• _Exercise material_:
— Start —
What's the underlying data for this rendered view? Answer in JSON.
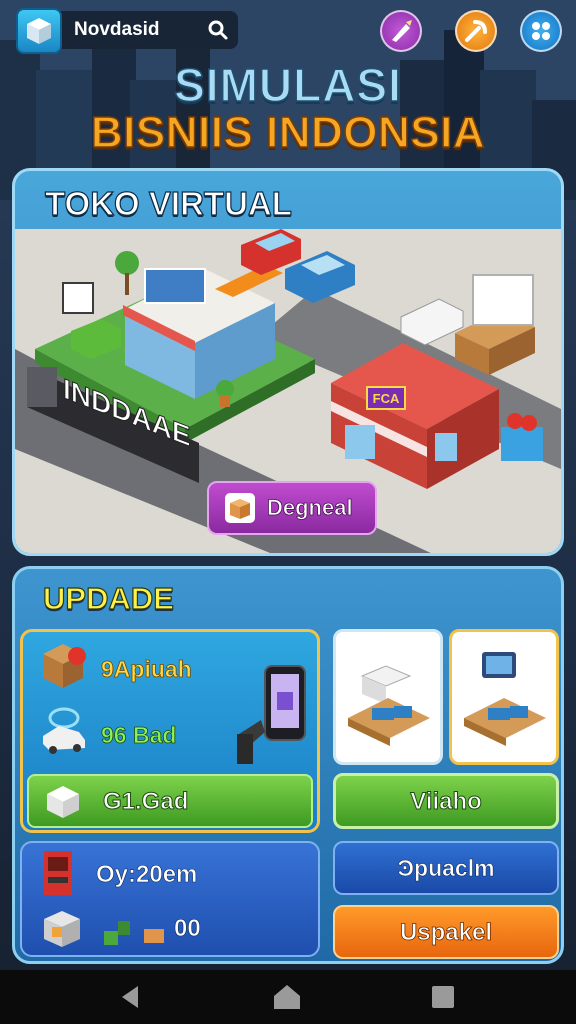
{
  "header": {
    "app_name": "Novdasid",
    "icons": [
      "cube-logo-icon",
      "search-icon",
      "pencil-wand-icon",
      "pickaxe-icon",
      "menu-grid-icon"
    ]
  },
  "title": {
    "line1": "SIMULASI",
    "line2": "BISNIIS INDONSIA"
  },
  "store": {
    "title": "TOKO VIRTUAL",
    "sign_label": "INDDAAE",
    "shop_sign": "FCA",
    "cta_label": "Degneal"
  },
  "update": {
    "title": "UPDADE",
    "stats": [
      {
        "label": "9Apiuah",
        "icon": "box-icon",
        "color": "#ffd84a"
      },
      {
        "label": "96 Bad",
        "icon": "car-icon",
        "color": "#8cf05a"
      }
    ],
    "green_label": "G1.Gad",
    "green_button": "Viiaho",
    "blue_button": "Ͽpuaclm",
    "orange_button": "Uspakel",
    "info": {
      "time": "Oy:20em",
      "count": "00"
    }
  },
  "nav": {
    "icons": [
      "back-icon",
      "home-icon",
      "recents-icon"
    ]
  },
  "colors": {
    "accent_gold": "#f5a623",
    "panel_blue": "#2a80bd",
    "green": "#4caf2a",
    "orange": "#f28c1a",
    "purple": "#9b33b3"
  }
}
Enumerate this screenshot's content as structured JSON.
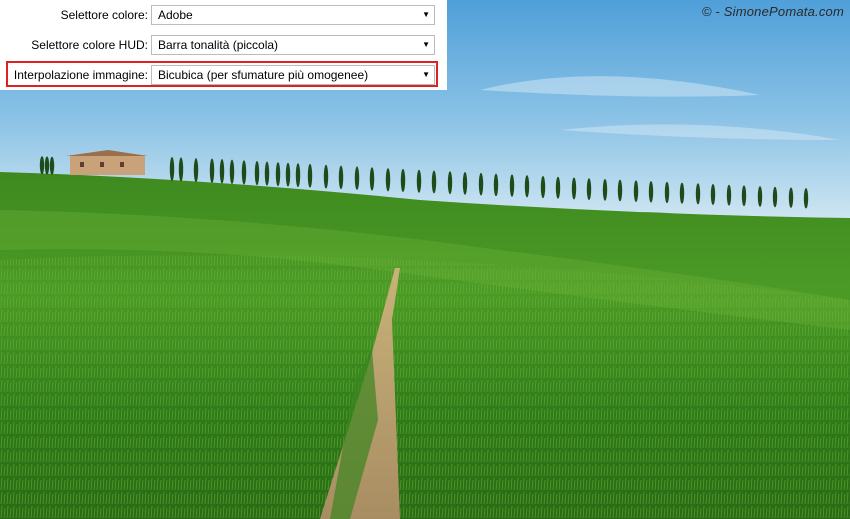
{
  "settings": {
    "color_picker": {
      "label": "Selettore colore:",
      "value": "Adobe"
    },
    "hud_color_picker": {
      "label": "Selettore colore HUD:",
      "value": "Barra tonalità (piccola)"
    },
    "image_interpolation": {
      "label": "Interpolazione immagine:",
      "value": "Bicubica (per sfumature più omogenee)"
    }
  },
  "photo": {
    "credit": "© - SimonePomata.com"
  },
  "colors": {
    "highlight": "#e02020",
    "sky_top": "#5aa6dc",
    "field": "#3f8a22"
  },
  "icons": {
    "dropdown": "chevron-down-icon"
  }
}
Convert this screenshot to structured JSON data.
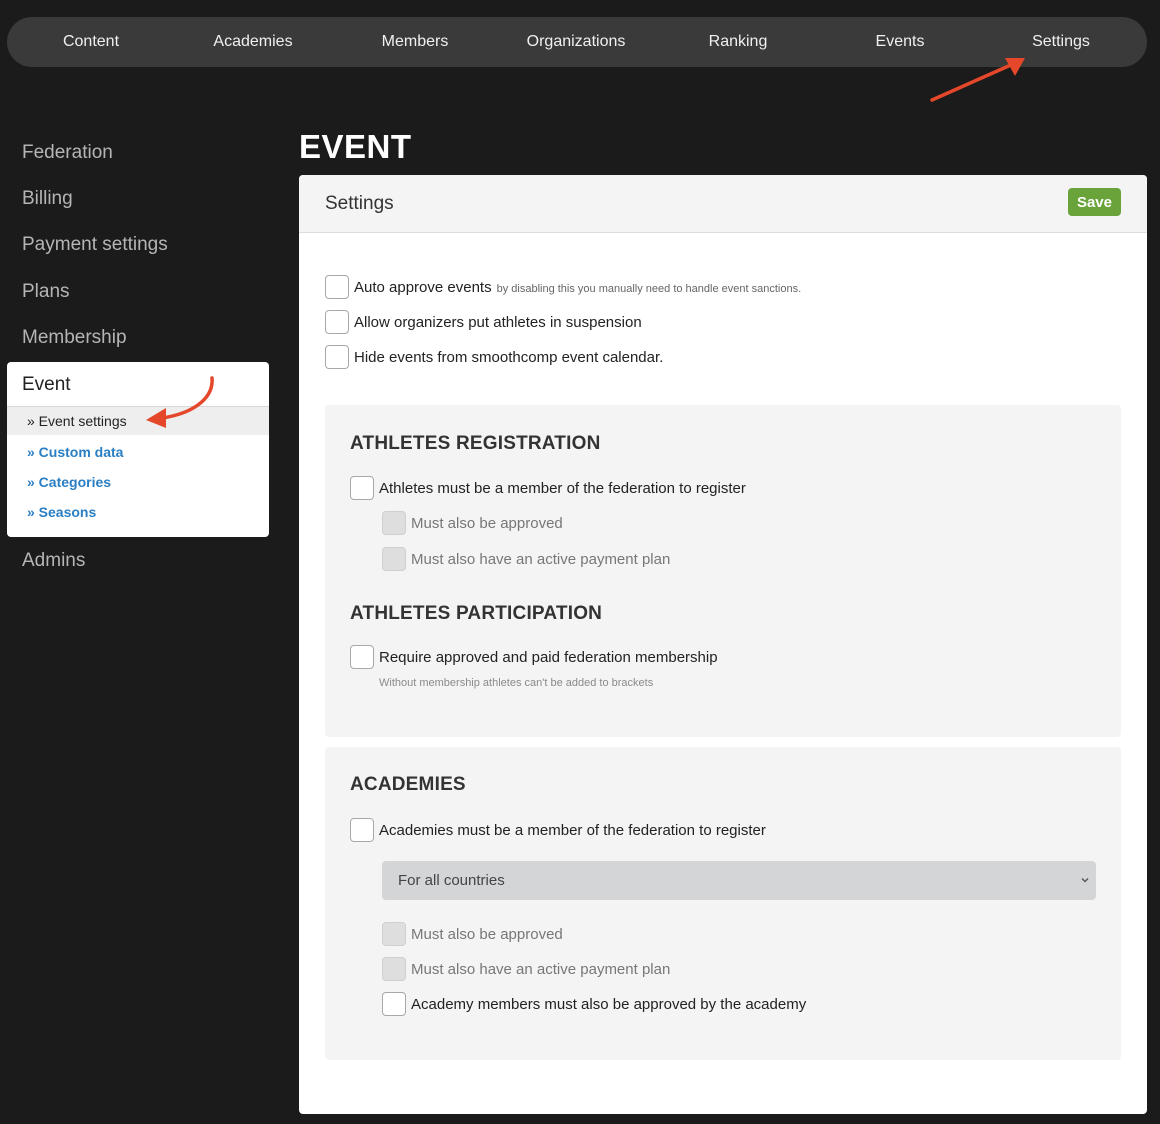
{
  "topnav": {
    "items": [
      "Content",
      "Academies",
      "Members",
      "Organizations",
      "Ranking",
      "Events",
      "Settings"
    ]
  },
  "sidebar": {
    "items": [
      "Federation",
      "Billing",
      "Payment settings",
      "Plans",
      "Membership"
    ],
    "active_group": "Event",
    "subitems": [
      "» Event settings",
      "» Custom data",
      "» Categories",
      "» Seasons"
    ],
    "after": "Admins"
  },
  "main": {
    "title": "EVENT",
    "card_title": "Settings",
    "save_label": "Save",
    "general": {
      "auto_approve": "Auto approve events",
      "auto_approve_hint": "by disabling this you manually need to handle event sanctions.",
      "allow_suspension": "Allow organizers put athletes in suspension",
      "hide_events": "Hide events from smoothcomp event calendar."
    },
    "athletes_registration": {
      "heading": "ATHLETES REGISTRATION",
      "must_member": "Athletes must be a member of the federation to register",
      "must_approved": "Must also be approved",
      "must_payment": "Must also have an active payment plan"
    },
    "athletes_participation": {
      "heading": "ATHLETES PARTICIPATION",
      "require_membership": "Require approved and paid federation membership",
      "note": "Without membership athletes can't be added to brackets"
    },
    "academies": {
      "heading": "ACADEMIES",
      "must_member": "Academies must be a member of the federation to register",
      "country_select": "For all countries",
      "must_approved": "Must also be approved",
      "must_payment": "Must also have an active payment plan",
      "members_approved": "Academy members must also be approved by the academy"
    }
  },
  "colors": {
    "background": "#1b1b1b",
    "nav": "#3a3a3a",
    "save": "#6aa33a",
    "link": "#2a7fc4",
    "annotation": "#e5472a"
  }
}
— End —
— Start —
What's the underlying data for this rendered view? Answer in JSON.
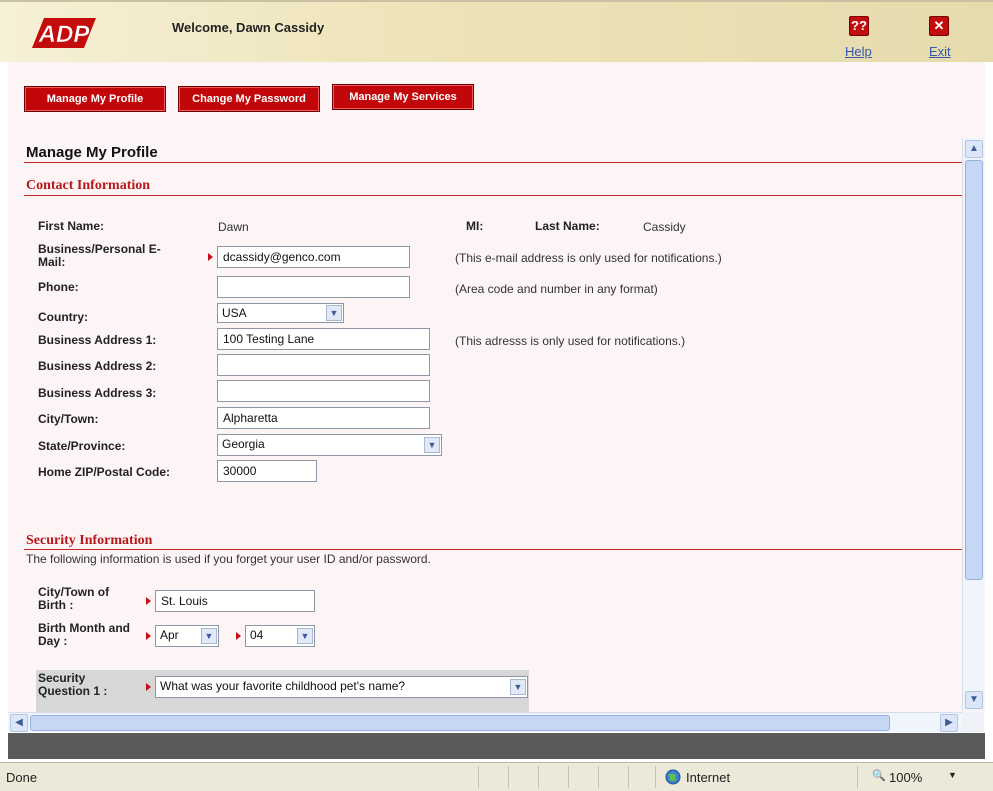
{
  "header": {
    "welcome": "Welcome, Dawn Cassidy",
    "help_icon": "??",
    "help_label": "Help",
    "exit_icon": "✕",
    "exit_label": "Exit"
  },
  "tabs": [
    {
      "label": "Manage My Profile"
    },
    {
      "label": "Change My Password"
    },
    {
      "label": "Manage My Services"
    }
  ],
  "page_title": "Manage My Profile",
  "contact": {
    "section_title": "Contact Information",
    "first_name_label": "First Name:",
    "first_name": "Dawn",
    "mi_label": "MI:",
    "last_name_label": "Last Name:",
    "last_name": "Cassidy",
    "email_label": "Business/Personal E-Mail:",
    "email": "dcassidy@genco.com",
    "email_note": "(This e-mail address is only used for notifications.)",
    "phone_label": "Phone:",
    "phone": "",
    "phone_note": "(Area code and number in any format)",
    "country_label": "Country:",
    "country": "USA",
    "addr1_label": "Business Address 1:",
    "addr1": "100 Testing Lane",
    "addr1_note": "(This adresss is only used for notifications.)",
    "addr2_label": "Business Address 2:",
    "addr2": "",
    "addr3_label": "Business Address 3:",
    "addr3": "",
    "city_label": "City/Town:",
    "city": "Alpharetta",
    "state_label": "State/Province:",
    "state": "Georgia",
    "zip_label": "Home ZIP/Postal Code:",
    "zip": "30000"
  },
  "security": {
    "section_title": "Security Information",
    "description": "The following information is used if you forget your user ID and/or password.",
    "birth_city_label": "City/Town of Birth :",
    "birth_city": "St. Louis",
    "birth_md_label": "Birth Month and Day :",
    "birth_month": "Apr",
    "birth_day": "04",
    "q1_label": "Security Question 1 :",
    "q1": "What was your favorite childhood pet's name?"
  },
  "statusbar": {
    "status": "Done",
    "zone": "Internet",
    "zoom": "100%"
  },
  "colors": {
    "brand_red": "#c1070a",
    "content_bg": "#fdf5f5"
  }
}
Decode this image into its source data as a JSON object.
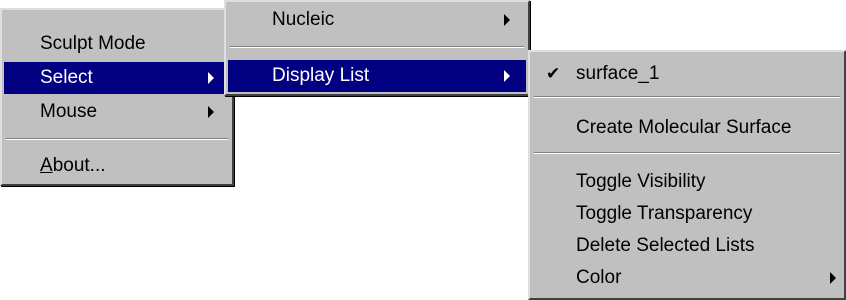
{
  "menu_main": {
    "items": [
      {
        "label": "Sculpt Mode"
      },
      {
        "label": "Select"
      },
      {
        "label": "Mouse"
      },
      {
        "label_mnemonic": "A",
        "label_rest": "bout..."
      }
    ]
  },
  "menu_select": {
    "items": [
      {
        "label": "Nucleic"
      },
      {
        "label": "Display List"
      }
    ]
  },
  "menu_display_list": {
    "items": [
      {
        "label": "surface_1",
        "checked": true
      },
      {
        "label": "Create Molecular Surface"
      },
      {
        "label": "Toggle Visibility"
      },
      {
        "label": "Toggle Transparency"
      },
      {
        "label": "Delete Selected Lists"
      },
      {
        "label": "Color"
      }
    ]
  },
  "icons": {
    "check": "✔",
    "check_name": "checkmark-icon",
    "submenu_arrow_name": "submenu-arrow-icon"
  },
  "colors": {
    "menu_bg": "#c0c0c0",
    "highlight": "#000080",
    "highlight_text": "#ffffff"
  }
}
— End —
• _Instructions for the task_:
Look through the listing and extract every line with "value" in it.

• _Reply to the exercise_:
      "value": "Adobe"
      "value": "Barra tonalità (piccola)"
      "value": "Bicubica (per sfumature più omogenee)"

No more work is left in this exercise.